>> Begin Page excerpt

Marginal Distributions
By Xiaochi Liu in R programming
Marginal Distribution (Density) plots are a way to extend your numeric data with side plots that highlight the density (histogram or boxplots work too).
knitr::opts_chunk$set(warning = FALSE, message = FALSE)
library(ggside)
library(tidyverse)
library(tidyquant)
mpg
## # A tibble: 234 × 11
## manufacturer model displ year cyl trans drv cty hwy fl class
## <chr> <chr> <dbl> <int> <int> <chr> <chr> <int> <int> <chr> <chr>
## 1 audi a4 1.8 1999 4 auto… f 18 29 p comp…
## 2 audi a4 1.8 1999 4 manu… f 21 29 p comp…
## 3 audi a4 2 2008 4 manu… f 20 31 p comp…
## 4 audi a4 2 2008 4 auto… f 21 30 p comp…
## 5 audi a4 2.8 1999 6 auto… f 16 26 p comp…
## 6 audi a4 2.8 1999 6 manu… f 18 26 p comp…
## 7 audi a4 3.1 2008 6 auto… f 18 27 p comp…
## 8 audi a4 quattro 1.8 1999 4 manu… 4 18 26 p comp…
## 9 audi a4 quattro 1.8 1999 4 auto… 4 16 25 p comp…
## 10 audi a4 quattro 2 2008 4 manu… 4 20 28 p comp…
## # … with 224 more rows
Linear Regression with Marginal Distribution (Density) Side-Plots (Top and Left):
mpg %>%
ggplot(aes(hwy, cty, color = class)) +
geom_point(size = 2, alpha = 0.3) +
geom_smooth(aes(color = NULL), se = TRUE) +
geom_xsidedensity(aes(y = after_stat(density), fill = class),
alpha = 0.5,
size = 1,
position = "stack"
) +
geom_ysidedensity(aes(x = after_stat(density), fill = class),
alpha = 0.5,
size = 1,
position = "stack"
) +
scale_color_tq() +
scale_fill_tq() +
theme_tq() +
labs(title = "Fuel Economy by Vehicle Type",
subtitle = "ggside density",
x = "Highway MPG", y = "City MPG") +
theme(ggside.panel.scale.x = 0.4,
ggside.panel.scale.y = 0.4)
Facet-Plot with Marginal Box Plots (Top):
mpg %>%
ggplot(aes(x = cty, y = hwy, color = class)) +
geom_point() +
geom_smooth(aes(color = NULL)) +
geom_xsideboxplot(alpha = 0.5, size = 1) +
scale_color_tq() +
scale_fill_tq() +
theme_tq() +
facet_grid(cols = vars(cyl), scales = "free_x") +
labs(title = "Fuel Economy by Engine Size (Cylinders)") +
theme(ggside.panel.scale.x = 0.4)

>> End Page excerpt

Problem to work on:
Reproduce, character for character, the stretch of the marginal distributions page from "Facet-Plot with Marginal" to "theme(ggside.panel.scale.x = 0.4)".

>> Begin Data section

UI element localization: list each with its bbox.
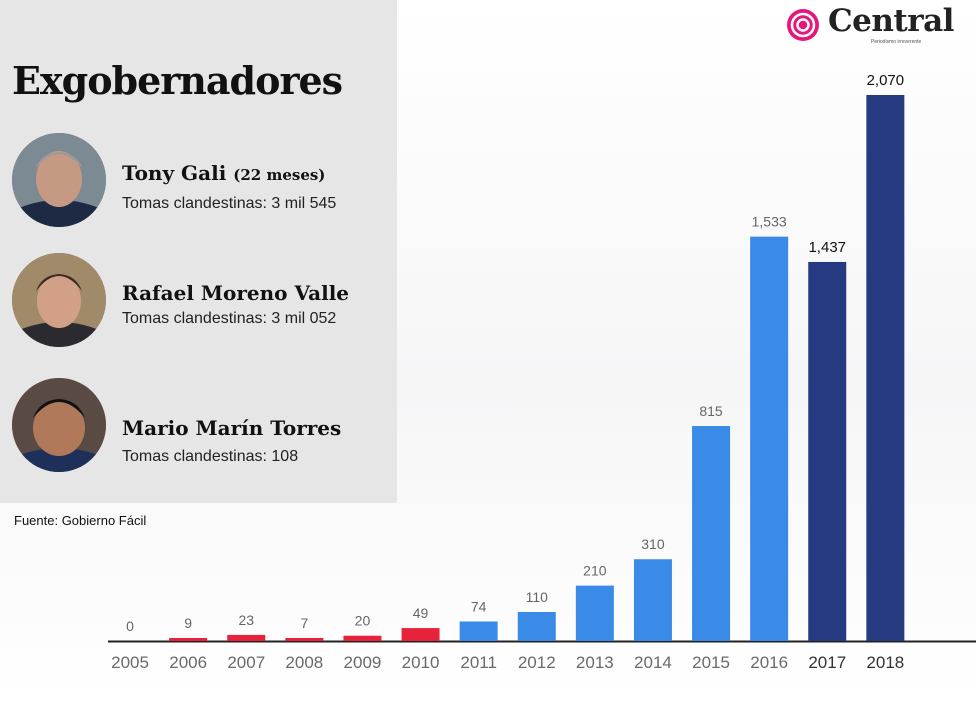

>> End Data section

Problem solution:
Facet-Plot with Marginal Box Plots (Top):
mpg %>%
ggplot(aes(x = cty, y = hwy, color = class)) +
geom_point() +
geom_smooth(aes(color = NULL)) +
geom_xsideboxplot(alpha = 0.5, size = 1) +
scale_color_tq() +
scale_fill_tq() +
theme_tq() +
facet_grid(cols = vars(cyl), scales = "free_x") +
labs(title = "Fuel Economy by Engine Size (Cylinders)") +
theme(ggside.panel.scale.x = 0.4)